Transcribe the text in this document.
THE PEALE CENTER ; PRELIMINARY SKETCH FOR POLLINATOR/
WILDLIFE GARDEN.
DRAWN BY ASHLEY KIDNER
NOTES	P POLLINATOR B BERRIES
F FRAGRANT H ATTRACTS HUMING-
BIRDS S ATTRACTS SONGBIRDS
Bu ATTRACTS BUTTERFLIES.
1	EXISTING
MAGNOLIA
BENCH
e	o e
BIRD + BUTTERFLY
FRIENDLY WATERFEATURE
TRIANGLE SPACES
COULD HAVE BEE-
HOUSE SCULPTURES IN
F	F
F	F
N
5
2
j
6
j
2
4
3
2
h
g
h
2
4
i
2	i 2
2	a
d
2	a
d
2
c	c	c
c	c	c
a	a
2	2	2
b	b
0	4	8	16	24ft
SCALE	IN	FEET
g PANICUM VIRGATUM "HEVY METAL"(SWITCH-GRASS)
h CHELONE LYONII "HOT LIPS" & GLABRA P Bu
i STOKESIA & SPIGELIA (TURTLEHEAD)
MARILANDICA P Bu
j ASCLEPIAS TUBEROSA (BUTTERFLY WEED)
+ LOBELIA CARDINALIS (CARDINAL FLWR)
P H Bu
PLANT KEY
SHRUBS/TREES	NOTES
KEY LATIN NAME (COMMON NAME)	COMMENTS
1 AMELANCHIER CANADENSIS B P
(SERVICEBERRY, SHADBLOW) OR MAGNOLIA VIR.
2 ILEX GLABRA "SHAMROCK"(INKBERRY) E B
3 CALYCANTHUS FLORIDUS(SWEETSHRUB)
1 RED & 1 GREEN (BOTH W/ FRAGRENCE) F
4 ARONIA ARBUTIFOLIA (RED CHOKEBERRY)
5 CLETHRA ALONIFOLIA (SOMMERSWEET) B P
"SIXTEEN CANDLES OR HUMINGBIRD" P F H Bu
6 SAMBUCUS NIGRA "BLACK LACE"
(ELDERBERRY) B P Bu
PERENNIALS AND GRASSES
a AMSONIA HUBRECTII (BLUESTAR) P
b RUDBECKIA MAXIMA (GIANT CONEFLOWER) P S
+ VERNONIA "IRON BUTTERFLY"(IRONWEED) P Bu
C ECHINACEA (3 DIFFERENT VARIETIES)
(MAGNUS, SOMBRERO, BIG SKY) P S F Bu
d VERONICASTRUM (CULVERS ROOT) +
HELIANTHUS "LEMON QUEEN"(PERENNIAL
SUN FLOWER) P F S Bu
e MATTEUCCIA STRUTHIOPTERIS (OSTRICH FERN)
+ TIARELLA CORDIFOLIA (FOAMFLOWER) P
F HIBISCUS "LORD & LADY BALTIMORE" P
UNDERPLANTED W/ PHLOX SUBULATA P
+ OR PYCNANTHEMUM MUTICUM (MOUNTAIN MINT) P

# # # # # # #

• **EXERCISE GOAL**:
Among the lines of the data, identify those with the word "BUTTERFLY". Copy each of them.

• **RESPONSE**:
BIRD + BUTTERFLY
j ASCLEPIAS TUBEROSA (BUTTERFLY WEED)
+ VERNONIA "IRON BUTTERFLY"(IRONWEED) P Bu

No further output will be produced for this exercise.